======== AVAILABLE DATA ========

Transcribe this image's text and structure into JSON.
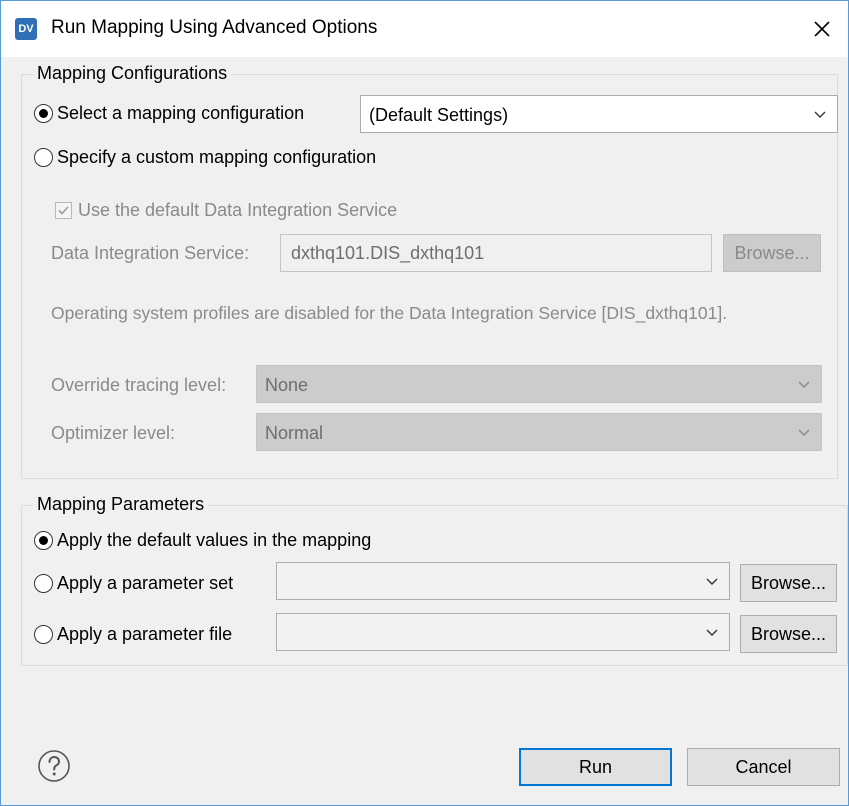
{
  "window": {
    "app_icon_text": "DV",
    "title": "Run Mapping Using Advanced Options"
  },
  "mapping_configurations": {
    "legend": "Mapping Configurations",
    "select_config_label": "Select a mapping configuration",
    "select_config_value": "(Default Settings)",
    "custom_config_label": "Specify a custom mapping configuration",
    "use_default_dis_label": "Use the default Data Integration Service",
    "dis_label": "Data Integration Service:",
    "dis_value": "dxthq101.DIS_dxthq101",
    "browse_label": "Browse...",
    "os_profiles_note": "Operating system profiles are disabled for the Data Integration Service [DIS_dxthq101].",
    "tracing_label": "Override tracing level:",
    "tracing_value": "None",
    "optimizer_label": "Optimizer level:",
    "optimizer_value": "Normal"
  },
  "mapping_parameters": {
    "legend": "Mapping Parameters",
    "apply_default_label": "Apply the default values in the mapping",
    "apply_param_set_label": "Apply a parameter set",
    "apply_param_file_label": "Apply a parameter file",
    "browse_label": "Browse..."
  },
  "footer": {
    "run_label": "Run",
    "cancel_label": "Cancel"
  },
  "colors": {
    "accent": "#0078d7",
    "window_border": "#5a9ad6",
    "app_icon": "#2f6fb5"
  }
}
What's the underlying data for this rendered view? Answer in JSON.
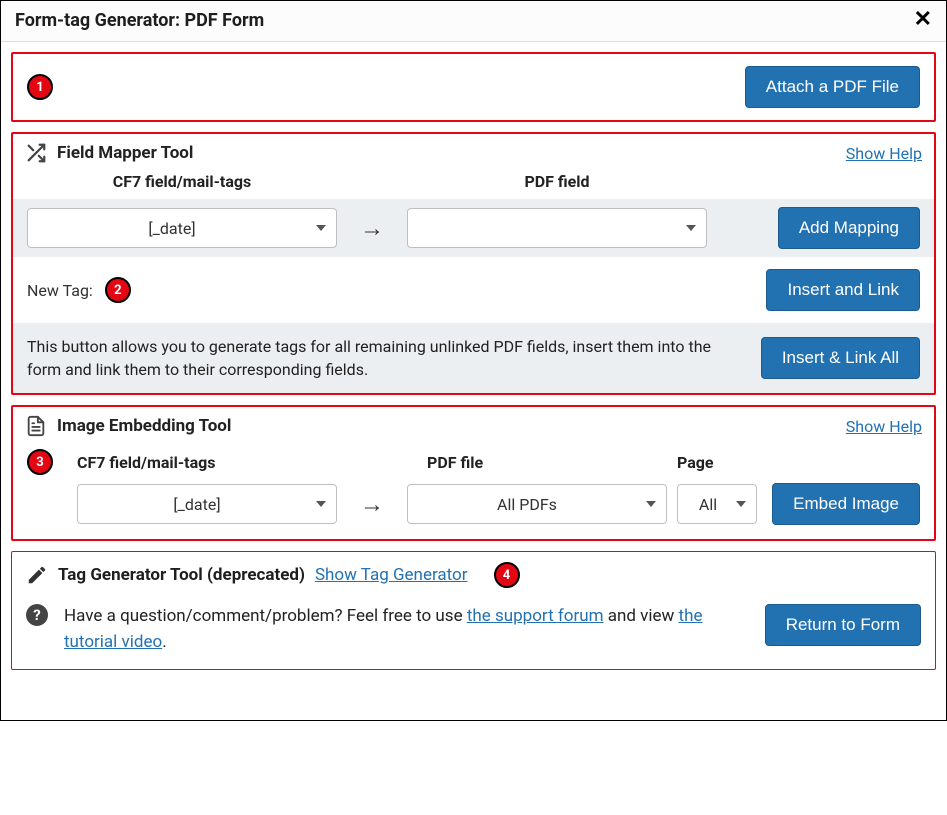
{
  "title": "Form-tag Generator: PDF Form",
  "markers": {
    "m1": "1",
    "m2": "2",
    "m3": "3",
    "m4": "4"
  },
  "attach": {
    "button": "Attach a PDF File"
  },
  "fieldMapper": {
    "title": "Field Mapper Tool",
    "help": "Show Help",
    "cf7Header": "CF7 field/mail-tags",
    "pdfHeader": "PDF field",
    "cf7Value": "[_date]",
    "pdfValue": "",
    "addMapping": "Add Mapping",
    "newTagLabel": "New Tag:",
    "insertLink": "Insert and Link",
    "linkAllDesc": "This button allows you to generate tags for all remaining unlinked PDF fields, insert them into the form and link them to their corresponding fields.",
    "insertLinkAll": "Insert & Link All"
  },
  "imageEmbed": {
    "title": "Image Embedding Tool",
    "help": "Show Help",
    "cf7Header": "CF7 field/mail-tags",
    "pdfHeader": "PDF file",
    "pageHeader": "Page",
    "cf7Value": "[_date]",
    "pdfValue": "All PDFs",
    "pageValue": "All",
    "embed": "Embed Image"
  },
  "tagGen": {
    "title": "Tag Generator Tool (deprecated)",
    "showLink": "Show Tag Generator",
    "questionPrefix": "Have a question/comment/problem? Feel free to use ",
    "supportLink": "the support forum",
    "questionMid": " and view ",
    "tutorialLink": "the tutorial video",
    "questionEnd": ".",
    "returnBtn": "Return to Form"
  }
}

========

- _WRITTEN REQUEST_: Transcribe all of the material exactly, leaving out whatever pictures it contains.

- _SOLUTION FOR THIS EXERCISE_:
Transcribe this image's text and structure into JSON.
{
  "window": {
    "app_icon_text": "DV",
    "title": "Run Mapping Using Advanced Options"
  },
  "mapping_configurations": {
    "legend": "Mapping Configurations",
    "select_config_label": "Select a mapping configuration",
    "select_config_value": "(Default Settings)",
    "custom_config_label": "Specify a custom mapping configuration",
    "use_default_dis_label": "Use the default Data Integration Service",
    "dis_label": "Data Integration Service:",
    "dis_value": "dxthq101.DIS_dxthq101",
    "browse_label": "Browse...",
    "os_profiles_note": "Operating system profiles are disabled for the Data Integration Service [DIS_dxthq101].",
    "tracing_label": "Override tracing level:",
    "tracing_value": "None",
    "optimizer_label": "Optimizer level:",
    "optimizer_value": "Normal"
  },
  "mapping_parameters": {
    "legend": "Mapping Parameters",
    "apply_default_label": "Apply the default values in the mapping",
    "apply_param_set_label": "Apply a parameter set",
    "apply_param_file_label": "Apply a parameter file",
    "browse_label": "Browse..."
  },
  "footer": {
    "run_label": "Run",
    "cancel_label": "Cancel"
  },
  "colors": {
    "accent": "#0078d7",
    "window_border": "#5a9ad6",
    "app_icon": "#2f6fb5"
  }
}
What's the underlying data for this rendered view? Answer in JSON.
{
  "title": "Form-tag Generator: PDF Form",
  "markers": {
    "m1": "1",
    "m2": "2",
    "m3": "3",
    "m4": "4"
  },
  "attach": {
    "button": "Attach a PDF File"
  },
  "fieldMapper": {
    "title": "Field Mapper Tool",
    "help": "Show Help",
    "cf7Header": "CF7 field/mail-tags",
    "pdfHeader": "PDF field",
    "cf7Value": "[_date]",
    "pdfValue": "",
    "addMapping": "Add Mapping",
    "newTagLabel": "New Tag:",
    "insertLink": "Insert and Link",
    "linkAllDesc": "This button allows you to generate tags for all remaining unlinked PDF fields, insert them into the form and link them to their corresponding fields.",
    "insertLinkAll": "Insert & Link All"
  },
  "imageEmbed": {
    "title": "Image Embedding Tool",
    "help": "Show Help",
    "cf7Header": "CF7 field/mail-tags",
    "pdfHeader": "PDF file",
    "pageHeader": "Page",
    "cf7Value": "[_date]",
    "pdfValue": "All PDFs",
    "pageValue": "All",
    "embed": "Embed Image"
  },
  "tagGen": {
    "title": "Tag Generator Tool (deprecated)",
    "showLink": "Show Tag Generator",
    "questionPrefix": "Have a question/comment/problem? Feel free to use ",
    "supportLink": "the support forum",
    "questionMid": " and view ",
    "tutorialLink": "the tutorial video",
    "questionEnd": ".",
    "returnBtn": "Return to Form"
  }
}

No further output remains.